- AIM
All entries are to be given again verbatim.

- RECORDS FOR THIS EXERCISE
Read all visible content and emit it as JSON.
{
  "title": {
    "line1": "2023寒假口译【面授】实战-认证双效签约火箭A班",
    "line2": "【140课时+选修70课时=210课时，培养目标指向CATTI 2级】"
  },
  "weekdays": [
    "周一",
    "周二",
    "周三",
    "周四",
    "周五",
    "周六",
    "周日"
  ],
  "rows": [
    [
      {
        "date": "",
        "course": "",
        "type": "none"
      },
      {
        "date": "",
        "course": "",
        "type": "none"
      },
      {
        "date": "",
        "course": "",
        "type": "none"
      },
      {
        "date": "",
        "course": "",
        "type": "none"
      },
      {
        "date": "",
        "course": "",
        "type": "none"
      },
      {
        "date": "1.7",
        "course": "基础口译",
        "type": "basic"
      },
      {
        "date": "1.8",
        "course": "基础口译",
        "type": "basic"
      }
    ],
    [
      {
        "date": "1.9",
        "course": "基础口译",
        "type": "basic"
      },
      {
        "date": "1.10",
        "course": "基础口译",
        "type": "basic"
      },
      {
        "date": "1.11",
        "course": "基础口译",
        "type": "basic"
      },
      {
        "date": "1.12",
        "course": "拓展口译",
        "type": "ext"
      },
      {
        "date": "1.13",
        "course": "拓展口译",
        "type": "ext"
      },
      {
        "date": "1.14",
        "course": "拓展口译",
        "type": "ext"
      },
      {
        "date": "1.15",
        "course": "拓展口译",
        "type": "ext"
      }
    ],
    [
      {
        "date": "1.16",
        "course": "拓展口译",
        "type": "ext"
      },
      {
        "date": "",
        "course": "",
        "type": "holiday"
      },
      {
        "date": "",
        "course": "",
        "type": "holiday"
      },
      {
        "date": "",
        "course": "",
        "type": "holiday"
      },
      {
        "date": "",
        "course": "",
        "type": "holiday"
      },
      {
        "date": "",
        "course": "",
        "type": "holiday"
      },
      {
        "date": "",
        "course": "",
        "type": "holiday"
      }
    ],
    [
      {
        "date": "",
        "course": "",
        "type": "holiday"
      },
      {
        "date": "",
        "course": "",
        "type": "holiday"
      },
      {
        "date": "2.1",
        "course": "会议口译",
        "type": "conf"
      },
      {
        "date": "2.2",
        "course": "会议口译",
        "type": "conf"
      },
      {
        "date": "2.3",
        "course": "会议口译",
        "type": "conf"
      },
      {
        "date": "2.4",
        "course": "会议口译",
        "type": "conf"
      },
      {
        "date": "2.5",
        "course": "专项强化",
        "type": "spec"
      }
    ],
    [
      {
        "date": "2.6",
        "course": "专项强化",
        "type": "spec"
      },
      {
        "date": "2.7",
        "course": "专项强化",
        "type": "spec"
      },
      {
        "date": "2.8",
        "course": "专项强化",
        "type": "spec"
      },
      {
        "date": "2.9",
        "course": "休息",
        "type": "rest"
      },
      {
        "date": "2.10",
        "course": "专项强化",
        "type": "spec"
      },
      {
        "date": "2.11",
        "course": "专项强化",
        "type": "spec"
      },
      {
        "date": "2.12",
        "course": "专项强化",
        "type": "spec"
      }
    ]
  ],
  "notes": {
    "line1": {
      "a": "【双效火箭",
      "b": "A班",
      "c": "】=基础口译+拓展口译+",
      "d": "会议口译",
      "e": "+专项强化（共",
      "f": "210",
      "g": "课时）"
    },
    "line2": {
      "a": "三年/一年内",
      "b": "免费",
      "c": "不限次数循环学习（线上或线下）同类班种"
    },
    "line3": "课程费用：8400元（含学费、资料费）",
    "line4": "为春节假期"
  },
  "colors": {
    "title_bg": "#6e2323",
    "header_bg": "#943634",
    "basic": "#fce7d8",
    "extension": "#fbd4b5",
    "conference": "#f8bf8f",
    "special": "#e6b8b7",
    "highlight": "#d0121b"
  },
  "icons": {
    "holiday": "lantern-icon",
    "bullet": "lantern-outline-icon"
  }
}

- TASK OUTPUT
Read all visible content and emit it as JSON.
{
  "title": {
    "line1": "2023寒假口译【面授】实战-认证双效签约火箭A班",
    "line2": "【140课时+选修70课时=210课时，培养目标指向CATTI 2级】"
  },
  "weekdays": [
    "周一",
    "周二",
    "周三",
    "周四",
    "周五",
    "周六",
    "周日"
  ],
  "rows": [
    [
      {
        "date": "",
        "course": "",
        "type": "none"
      },
      {
        "date": "",
        "course": "",
        "type": "none"
      },
      {
        "date": "",
        "course": "",
        "type": "none"
      },
      {
        "date": "",
        "course": "",
        "type": "none"
      },
      {
        "date": "",
        "course": "",
        "type": "none"
      },
      {
        "date": "1.7",
        "course": "基础口译",
        "type": "basic"
      },
      {
        "date": "1.8",
        "course": "基础口译",
        "type": "basic"
      }
    ],
    [
      {
        "date": "1.9",
        "course": "基础口译",
        "type": "basic"
      },
      {
        "date": "1.10",
        "course": "基础口译",
        "type": "basic"
      },
      {
        "date": "1.11",
        "course": "基础口译",
        "type": "basic"
      },
      {
        "date": "1.12",
        "course": "拓展口译",
        "type": "ext"
      },
      {
        "date": "1.13",
        "course": "拓展口译",
        "type": "ext"
      },
      {
        "date": "1.14",
        "course": "拓展口译",
        "type": "ext"
      },
      {
        "date": "1.15",
        "course": "拓展口译",
        "type": "ext"
      }
    ],
    [
      {
        "date": "1.16",
        "course": "拓展口译",
        "type": "ext"
      },
      {
        "date": "",
        "course": "",
        "type": "holiday"
      },
      {
        "date": "",
        "course": "",
        "type": "holiday"
      },
      {
        "date": "",
        "course": "",
        "type": "holiday"
      },
      {
        "date": "",
        "course": "",
        "type": "holiday"
      },
      {
        "date": "",
        "course": "",
        "type": "holiday"
      },
      {
        "date": "",
        "course": "",
        "type": "holiday"
      }
    ],
    [
      {
        "date": "",
        "course": "",
        "type": "holiday"
      },
      {
        "date": "",
        "course": "",
        "type": "holiday"
      },
      {
        "date": "2.1",
        "course": "会议口译",
        "type": "conf"
      },
      {
        "date": "2.2",
        "course": "会议口译",
        "type": "conf"
      },
      {
        "date": "2.3",
        "course": "会议口译",
        "type": "conf"
      },
      {
        "date": "2.4",
        "course": "会议口译",
        "type": "conf"
      },
      {
        "date": "2.5",
        "course": "专项强化",
        "type": "spec"
      }
    ],
    [
      {
        "date": "2.6",
        "course": "专项强化",
        "type": "spec"
      },
      {
        "date": "2.7",
        "course": "专项强化",
        "type": "spec"
      },
      {
        "date": "2.8",
        "course": "专项强化",
        "type": "spec"
      },
      {
        "date": "2.9",
        "course": "休息",
        "type": "rest"
      },
      {
        "date": "2.10",
        "course": "专项强化",
        "type": "spec"
      },
      {
        "date": "2.11",
        "course": "专项强化",
        "type": "spec"
      },
      {
        "date": "2.12",
        "course": "专项强化",
        "type": "spec"
      }
    ]
  ],
  "notes": {
    "line1": {
      "a": "【双效火箭",
      "b": "A班",
      "c": "】=基础口译+拓展口译+",
      "d": "会议口译",
      "e": "+专项强化（共",
      "f": "210",
      "g": "课时）"
    },
    "line2": {
      "a": "三年/一年内",
      "b": "免费",
      "c": "不限次数循环学习（线上或线下）同类班种"
    },
    "line3": "课程费用：8400元（含学费、资料费）",
    "line4": "为春节假期"
  },
  "colors": {
    "title_bg": "#6e2323",
    "header_bg": "#943634",
    "basic": "#fce7d8",
    "extension": "#fbd4b5",
    "conference": "#f8bf8f",
    "special": "#e6b8b7",
    "highlight": "#d0121b"
  },
  "icons": {
    "holiday": "lantern-icon",
    "bullet": "lantern-outline-icon"
  }
}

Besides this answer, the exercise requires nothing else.